* _WHAT NEEDS TO BE DONE_
Present the following entries again, word for word and in full.

Dataset rows about figures
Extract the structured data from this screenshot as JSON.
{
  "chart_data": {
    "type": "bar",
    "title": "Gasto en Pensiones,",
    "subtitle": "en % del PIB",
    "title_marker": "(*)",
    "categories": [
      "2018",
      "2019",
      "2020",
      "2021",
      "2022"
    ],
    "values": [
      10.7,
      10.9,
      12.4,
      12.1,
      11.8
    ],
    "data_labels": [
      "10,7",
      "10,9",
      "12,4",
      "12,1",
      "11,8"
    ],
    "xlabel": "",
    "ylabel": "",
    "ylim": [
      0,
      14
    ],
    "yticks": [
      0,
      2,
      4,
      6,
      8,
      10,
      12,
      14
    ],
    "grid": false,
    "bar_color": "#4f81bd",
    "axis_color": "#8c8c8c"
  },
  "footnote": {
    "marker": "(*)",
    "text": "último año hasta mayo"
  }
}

* _THE OUTPUT_
Extract the structured data from this screenshot as JSON.
{
  "chart_data": {
    "type": "bar",
    "title": "Gasto en Pensiones,",
    "subtitle": "en % del PIB",
    "title_marker": "(*)",
    "categories": [
      "2018",
      "2019",
      "2020",
      "2021",
      "2022"
    ],
    "values": [
      10.7,
      10.9,
      12.4,
      12.1,
      11.8
    ],
    "data_labels": [
      "10,7",
      "10,9",
      "12,4",
      "12,1",
      "11,8"
    ],
    "xlabel": "",
    "ylabel": "",
    "ylim": [
      0,
      14
    ],
    "yticks": [
      0,
      2,
      4,
      6,
      8,
      10,
      12,
      14
    ],
    "grid": false,
    "bar_color": "#4f81bd",
    "axis_color": "#8c8c8c"
  },
  "footnote": {
    "marker": "(*)",
    "text": "último año hasta mayo"
  }
}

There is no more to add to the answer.